* [What you should do]:
Repeat each line word for word.

★ ★ ★

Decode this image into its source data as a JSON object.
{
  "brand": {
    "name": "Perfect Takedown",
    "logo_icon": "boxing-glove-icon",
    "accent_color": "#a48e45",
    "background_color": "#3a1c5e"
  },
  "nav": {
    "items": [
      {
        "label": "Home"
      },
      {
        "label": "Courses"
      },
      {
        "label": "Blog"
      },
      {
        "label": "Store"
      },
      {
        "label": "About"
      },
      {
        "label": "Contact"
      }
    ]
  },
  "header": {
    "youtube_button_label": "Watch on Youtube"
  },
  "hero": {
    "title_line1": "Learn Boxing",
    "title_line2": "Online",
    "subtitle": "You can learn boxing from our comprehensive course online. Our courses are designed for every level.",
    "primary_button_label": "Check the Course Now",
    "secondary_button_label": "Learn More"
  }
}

★ ★ ★

* [Expected answer]:
Decode this image into its source data as a JSON object.
{
  "brand": {
    "name": "Perfect Takedown",
    "logo_icon": "boxing-glove-icon",
    "accent_color": "#a48e45",
    "background_color": "#3a1c5e"
  },
  "nav": {
    "items": [
      {
        "label": "Home"
      },
      {
        "label": "Courses"
      },
      {
        "label": "Blog"
      },
      {
        "label": "Store"
      },
      {
        "label": "About"
      },
      {
        "label": "Contact"
      }
    ]
  },
  "header": {
    "youtube_button_label": "Watch on Youtube"
  },
  "hero": {
    "title_line1": "Learn Boxing",
    "title_line2": "Online",
    "subtitle": "You can learn boxing from our comprehensive course online. Our courses are designed for every level.",
    "primary_button_label": "Check the Course Now",
    "secondary_button_label": "Learn More"
  }
}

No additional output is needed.